▶ _Exercise description_
Filter the entries that follow, copying every line in which the word "folder" appears.

[Rows from a dataset]
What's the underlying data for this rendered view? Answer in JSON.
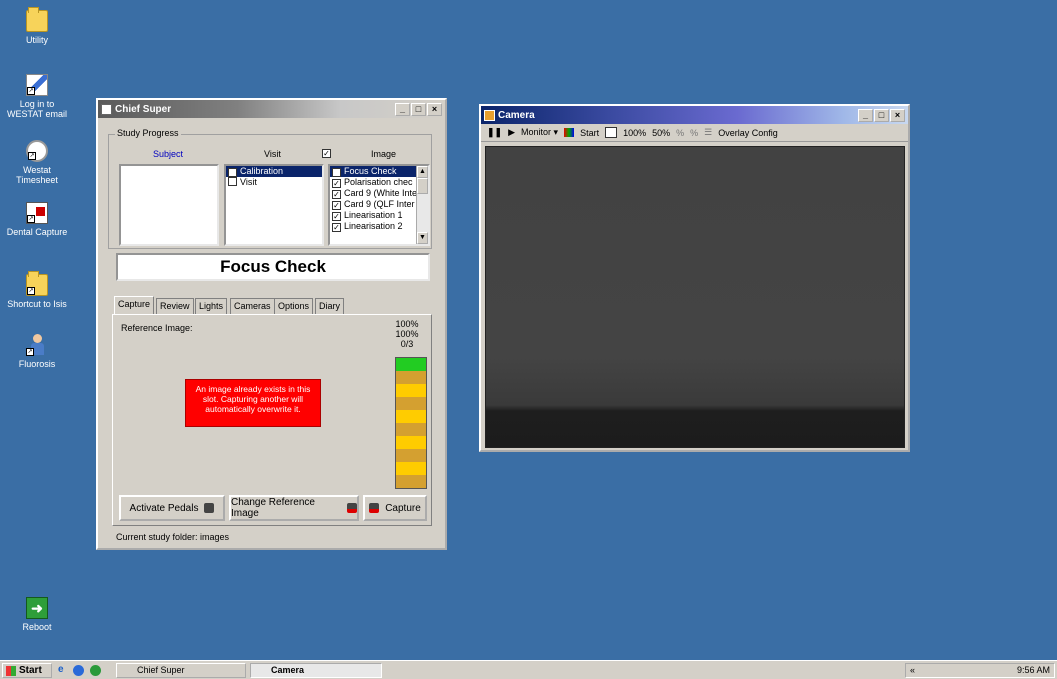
{
  "desktop": {
    "icons": [
      {
        "label": "Utility",
        "icon": "folder-icon"
      },
      {
        "label": "Log in to WESTAT email",
        "icon": "email-link-icon"
      },
      {
        "label": "Westat Timesheet",
        "icon": "clock-icon"
      },
      {
        "label": "Dental Capture",
        "icon": "dental-capture-icon"
      },
      {
        "label": "Shortcut to Isis",
        "icon": "folder-shortcut-icon"
      },
      {
        "label": "Fluorosis",
        "icon": "fluorosis-icon"
      },
      {
        "label": "Reboot",
        "icon": "reboot-icon"
      }
    ]
  },
  "chief": {
    "title": "Chief Super",
    "study_progress": "Study Progress",
    "subject_header": "Subject",
    "visit_header": "Visit",
    "image_header": "Image",
    "visit_items": [
      {
        "label": "Calibration",
        "checked": true,
        "selected": true
      },
      {
        "label": "Visit",
        "checked": false,
        "selected": false
      }
    ],
    "image_items": [
      {
        "label": "Focus Check",
        "checked": true,
        "selected": true
      },
      {
        "label": "Polarisation chec",
        "checked": true,
        "selected": false
      },
      {
        "label": "Card 9 (White Inte",
        "checked": true,
        "selected": false
      },
      {
        "label": "Card 9 (QLF Inter",
        "checked": true,
        "selected": false
      },
      {
        "label": "Linearisation 1",
        "checked": true,
        "selected": false
      },
      {
        "label": "Linearisation 2",
        "checked": true,
        "selected": false
      }
    ],
    "current_image": "Focus Check",
    "tabs": [
      "Capture",
      "Review",
      "Lights",
      "Cameras",
      "Options",
      "Diary"
    ],
    "reference_label": "Reference Image:",
    "stats": [
      "100%",
      "100%",
      "0/3"
    ],
    "warning": "An image already exists in this slot. Capturing another will automatically overwrite it.",
    "buttons": {
      "activate": "Activate Pedals",
      "change_ref": "Change Reference Image",
      "capture": "Capture"
    },
    "status": "Current study folder: images"
  },
  "camera": {
    "title": "Camera",
    "toolbar": {
      "monitor": "Monitor",
      "start": "Start",
      "zoom100": "100%",
      "zoom50": "50%",
      "overlay": "Overlay Config"
    }
  },
  "taskbar": {
    "start": "Start",
    "tasks": [
      "Chief Super",
      "Camera"
    ],
    "clock": "9:56 AM"
  },
  "colors": {
    "desktop": "#3a6ea5",
    "warning_red": "#ff0000",
    "meter_green": "#22cc22",
    "meter_dark": "#d4a030",
    "meter_yellow": "#ffcc00"
  }
}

▶ _Response to the exercise_
        "icon": "folder-icon"
        "icon": "folder-shortcut-icon"
    "status": "Current study folder: images"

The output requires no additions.